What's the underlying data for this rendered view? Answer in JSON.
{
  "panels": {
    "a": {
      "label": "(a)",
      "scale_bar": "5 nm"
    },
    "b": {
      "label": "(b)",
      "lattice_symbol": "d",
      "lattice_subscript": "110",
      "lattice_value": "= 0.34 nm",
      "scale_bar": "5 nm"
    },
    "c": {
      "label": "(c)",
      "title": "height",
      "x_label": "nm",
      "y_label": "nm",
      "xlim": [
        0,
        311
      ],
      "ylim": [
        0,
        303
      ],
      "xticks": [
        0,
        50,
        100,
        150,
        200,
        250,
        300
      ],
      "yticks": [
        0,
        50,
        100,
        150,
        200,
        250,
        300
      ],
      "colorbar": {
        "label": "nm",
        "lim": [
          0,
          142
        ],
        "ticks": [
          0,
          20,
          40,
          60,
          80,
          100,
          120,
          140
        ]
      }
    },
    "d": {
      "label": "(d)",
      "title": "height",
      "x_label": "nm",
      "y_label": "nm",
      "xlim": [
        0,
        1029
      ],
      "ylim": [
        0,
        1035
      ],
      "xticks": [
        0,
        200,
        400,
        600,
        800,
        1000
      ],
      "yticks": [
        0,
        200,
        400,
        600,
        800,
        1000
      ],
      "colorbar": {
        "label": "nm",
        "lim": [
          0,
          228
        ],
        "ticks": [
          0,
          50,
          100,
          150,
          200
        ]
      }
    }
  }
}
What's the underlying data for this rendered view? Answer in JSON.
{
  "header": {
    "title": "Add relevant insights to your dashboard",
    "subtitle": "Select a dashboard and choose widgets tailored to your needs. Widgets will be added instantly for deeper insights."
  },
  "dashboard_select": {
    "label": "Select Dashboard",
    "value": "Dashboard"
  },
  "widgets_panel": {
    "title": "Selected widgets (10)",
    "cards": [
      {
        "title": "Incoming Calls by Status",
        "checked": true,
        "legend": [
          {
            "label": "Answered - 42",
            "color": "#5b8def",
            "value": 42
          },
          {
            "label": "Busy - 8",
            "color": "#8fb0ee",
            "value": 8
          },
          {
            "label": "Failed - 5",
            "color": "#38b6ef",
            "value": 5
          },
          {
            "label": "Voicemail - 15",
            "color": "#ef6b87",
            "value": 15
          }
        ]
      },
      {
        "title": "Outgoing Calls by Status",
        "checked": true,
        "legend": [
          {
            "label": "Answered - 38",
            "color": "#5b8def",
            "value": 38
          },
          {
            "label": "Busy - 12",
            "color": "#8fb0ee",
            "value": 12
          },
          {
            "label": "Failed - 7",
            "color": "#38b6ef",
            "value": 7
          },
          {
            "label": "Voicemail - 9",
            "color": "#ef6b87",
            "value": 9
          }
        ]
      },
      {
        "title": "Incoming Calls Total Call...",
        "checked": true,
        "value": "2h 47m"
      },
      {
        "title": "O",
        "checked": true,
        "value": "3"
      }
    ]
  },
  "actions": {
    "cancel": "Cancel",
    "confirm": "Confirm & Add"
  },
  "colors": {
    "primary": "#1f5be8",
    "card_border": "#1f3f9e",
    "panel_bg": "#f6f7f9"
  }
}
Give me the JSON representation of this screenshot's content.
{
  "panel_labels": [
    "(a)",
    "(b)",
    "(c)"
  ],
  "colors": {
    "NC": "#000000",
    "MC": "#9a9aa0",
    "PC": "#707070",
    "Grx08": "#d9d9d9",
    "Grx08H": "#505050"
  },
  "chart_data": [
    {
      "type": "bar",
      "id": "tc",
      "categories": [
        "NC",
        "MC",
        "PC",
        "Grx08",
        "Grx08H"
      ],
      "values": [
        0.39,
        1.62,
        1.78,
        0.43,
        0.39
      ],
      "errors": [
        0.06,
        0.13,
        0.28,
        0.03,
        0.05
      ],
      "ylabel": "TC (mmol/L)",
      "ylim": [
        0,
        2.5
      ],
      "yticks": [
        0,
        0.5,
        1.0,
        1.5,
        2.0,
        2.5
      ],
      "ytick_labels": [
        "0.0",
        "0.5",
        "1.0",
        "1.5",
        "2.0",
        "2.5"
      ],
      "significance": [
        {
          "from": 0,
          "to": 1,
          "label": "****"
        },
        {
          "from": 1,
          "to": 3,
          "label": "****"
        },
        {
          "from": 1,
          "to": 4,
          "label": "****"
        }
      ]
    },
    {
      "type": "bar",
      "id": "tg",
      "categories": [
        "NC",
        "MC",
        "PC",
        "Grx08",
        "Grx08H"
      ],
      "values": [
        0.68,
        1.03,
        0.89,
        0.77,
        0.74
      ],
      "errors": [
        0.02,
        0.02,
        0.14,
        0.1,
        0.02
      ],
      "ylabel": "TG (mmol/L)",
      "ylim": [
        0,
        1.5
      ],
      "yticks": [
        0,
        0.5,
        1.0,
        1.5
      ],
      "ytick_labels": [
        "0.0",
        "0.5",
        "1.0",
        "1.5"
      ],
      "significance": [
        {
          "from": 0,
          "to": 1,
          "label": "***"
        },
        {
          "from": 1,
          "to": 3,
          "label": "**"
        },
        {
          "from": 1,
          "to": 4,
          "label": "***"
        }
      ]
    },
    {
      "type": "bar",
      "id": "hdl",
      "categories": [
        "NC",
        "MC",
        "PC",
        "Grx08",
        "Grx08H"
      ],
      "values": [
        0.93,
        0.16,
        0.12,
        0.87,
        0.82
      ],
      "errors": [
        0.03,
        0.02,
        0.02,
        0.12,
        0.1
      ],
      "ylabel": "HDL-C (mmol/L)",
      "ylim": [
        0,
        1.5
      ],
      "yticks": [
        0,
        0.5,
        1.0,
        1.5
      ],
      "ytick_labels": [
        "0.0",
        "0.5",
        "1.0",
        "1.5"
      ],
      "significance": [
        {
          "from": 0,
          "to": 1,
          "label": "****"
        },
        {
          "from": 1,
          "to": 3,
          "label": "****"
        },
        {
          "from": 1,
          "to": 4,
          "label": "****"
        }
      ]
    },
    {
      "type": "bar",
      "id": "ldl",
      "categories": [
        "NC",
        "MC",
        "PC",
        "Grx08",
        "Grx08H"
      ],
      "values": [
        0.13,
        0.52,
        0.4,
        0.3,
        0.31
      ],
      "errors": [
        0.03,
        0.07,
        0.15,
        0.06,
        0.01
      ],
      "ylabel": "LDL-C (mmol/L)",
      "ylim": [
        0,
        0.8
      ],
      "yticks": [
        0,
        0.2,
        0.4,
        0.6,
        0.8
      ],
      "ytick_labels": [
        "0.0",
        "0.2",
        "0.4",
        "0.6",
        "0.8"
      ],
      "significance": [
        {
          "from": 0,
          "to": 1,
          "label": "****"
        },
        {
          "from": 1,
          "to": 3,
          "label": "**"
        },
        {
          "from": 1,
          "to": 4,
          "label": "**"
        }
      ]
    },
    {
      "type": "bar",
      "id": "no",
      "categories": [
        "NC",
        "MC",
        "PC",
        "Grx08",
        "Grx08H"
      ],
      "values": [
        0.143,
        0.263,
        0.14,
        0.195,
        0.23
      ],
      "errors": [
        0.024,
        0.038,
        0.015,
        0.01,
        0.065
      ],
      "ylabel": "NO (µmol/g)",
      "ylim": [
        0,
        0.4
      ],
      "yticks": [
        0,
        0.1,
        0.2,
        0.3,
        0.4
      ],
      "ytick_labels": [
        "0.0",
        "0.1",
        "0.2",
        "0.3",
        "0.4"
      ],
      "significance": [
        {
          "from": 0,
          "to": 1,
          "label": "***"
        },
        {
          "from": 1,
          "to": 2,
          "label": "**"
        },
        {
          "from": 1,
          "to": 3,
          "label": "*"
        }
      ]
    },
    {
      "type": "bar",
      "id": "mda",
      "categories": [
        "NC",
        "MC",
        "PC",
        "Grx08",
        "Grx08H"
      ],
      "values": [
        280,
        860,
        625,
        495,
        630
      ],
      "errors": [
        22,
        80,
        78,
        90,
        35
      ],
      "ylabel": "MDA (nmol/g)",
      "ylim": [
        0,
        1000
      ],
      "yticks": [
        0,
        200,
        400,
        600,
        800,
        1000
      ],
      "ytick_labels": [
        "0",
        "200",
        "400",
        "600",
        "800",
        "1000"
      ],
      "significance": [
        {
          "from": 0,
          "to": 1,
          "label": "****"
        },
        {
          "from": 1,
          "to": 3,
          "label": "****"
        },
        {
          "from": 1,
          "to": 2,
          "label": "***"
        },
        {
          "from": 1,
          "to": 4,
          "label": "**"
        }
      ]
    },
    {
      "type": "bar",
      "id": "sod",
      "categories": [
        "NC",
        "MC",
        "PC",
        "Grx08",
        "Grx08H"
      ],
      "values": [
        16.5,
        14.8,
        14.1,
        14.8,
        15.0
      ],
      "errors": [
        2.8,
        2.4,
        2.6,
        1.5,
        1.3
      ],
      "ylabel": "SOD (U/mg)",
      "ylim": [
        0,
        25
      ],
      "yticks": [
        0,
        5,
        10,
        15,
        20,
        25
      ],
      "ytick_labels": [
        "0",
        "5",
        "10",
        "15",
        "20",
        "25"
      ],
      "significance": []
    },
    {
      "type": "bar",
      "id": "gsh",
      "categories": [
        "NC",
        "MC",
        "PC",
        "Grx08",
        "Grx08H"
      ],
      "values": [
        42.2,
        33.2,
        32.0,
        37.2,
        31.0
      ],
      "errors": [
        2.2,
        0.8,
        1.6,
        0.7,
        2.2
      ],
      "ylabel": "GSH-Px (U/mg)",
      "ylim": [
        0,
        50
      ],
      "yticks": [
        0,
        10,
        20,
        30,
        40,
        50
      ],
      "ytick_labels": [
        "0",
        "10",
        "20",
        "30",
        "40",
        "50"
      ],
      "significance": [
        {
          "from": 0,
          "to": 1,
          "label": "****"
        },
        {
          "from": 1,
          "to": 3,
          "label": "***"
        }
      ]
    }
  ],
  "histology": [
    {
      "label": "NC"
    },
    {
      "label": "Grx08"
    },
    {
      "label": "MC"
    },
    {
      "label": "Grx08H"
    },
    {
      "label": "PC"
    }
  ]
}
○ ○ ○ ○ ○ ○ ○
TO BE DONE >>
Scan the material above. Copy each line where "Answered" occurs.

FINAL RESULT >>
            "label": "Answered - 42",
            "label": "Answered - 38",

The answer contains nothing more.